_Problem to solve_
Copy out all of the material exactly as presented.

_Data entries for graphics_
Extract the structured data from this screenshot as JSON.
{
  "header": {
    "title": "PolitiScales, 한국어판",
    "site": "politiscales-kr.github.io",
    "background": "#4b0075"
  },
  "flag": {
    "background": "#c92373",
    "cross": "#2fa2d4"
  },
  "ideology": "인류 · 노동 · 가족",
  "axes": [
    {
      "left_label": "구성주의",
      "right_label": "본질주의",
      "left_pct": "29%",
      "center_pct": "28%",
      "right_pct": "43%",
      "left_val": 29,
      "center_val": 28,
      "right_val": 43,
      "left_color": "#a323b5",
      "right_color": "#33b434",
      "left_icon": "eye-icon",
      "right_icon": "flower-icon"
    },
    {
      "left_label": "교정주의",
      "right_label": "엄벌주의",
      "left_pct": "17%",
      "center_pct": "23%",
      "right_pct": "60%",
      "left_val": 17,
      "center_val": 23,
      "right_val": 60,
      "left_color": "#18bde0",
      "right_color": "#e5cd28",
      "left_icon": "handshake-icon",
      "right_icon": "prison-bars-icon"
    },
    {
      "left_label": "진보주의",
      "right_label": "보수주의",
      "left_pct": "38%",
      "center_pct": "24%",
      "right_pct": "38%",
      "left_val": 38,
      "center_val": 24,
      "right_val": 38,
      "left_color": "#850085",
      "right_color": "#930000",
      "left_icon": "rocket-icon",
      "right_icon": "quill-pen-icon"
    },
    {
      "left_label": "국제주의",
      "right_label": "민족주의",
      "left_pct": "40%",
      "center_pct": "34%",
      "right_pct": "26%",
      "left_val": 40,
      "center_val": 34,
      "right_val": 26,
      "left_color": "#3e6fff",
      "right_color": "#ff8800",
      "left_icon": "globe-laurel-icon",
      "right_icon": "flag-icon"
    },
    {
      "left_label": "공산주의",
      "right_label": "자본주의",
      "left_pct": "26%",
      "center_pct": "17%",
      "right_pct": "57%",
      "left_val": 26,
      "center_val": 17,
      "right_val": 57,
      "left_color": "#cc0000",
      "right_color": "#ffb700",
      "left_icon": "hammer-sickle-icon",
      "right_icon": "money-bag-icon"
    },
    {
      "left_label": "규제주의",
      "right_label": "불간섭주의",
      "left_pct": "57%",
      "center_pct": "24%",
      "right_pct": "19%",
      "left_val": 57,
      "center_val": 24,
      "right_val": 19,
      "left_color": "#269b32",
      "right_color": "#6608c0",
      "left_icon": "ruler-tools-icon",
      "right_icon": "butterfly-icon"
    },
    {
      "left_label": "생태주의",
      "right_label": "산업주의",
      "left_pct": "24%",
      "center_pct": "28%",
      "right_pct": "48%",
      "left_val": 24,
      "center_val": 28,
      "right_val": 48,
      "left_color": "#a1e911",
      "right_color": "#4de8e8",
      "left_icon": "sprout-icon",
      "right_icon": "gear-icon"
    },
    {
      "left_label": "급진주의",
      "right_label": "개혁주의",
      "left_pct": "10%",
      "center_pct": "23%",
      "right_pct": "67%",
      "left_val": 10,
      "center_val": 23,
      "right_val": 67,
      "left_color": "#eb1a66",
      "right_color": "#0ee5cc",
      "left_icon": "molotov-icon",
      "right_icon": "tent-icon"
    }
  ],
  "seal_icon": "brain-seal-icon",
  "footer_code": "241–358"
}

_Response for this exercise_
Extract the structured data from this screenshot as JSON.
{
  "header": {
    "title": "PolitiScales, 한국어판",
    "site": "politiscales-kr.github.io",
    "background": "#4b0075"
  },
  "flag": {
    "background": "#c92373",
    "cross": "#2fa2d4"
  },
  "ideology": "인류 · 노동 · 가족",
  "axes": [
    {
      "left_label": "구성주의",
      "right_label": "본질주의",
      "left_pct": "29%",
      "center_pct": "28%",
      "right_pct": "43%",
      "left_val": 29,
      "center_val": 28,
      "right_val": 43,
      "left_color": "#a323b5",
      "right_color": "#33b434",
      "left_icon": "eye-icon",
      "right_icon": "flower-icon"
    },
    {
      "left_label": "교정주의",
      "right_label": "엄벌주의",
      "left_pct": "17%",
      "center_pct": "23%",
      "right_pct": "60%",
      "left_val": 17,
      "center_val": 23,
      "right_val": 60,
      "left_color": "#18bde0",
      "right_color": "#e5cd28",
      "left_icon": "handshake-icon",
      "right_icon": "prison-bars-icon"
    },
    {
      "left_label": "진보주의",
      "right_label": "보수주의",
      "left_pct": "38%",
      "center_pct": "24%",
      "right_pct": "38%",
      "left_val": 38,
      "center_val": 24,
      "right_val": 38,
      "left_color": "#850085",
      "right_color": "#930000",
      "left_icon": "rocket-icon",
      "right_icon": "quill-pen-icon"
    },
    {
      "left_label": "국제주의",
      "right_label": "민족주의",
      "left_pct": "40%",
      "center_pct": "34%",
      "right_pct": "26%",
      "left_val": 40,
      "center_val": 34,
      "right_val": 26,
      "left_color": "#3e6fff",
      "right_color": "#ff8800",
      "left_icon": "globe-laurel-icon",
      "right_icon": "flag-icon"
    },
    {
      "left_label": "공산주의",
      "right_label": "자본주의",
      "left_pct": "26%",
      "center_pct": "17%",
      "right_pct": "57%",
      "left_val": 26,
      "center_val": 17,
      "right_val": 57,
      "left_color": "#cc0000",
      "right_color": "#ffb700",
      "left_icon": "hammer-sickle-icon",
      "right_icon": "money-bag-icon"
    },
    {
      "left_label": "규제주의",
      "right_label": "불간섭주의",
      "left_pct": "57%",
      "center_pct": "24%",
      "right_pct": "19%",
      "left_val": 57,
      "center_val": 24,
      "right_val": 19,
      "left_color": "#269b32",
      "right_color": "#6608c0",
      "left_icon": "ruler-tools-icon",
      "right_icon": "butterfly-icon"
    },
    {
      "left_label": "생태주의",
      "right_label": "산업주의",
      "left_pct": "24%",
      "center_pct": "28%",
      "right_pct": "48%",
      "left_val": 24,
      "center_val": 28,
      "right_val": 48,
      "left_color": "#a1e911",
      "right_color": "#4de8e8",
      "left_icon": "sprout-icon",
      "right_icon": "gear-icon"
    },
    {
      "left_label": "급진주의",
      "right_label": "개혁주의",
      "left_pct": "10%",
      "center_pct": "23%",
      "right_pct": "67%",
      "left_val": 10,
      "center_val": 23,
      "right_val": 67,
      "left_color": "#eb1a66",
      "right_color": "#0ee5cc",
      "left_icon": "molotov-icon",
      "right_icon": "tent-icon"
    }
  ],
  "seal_icon": "brain-seal-icon",
  "footer_code": "241–358"
}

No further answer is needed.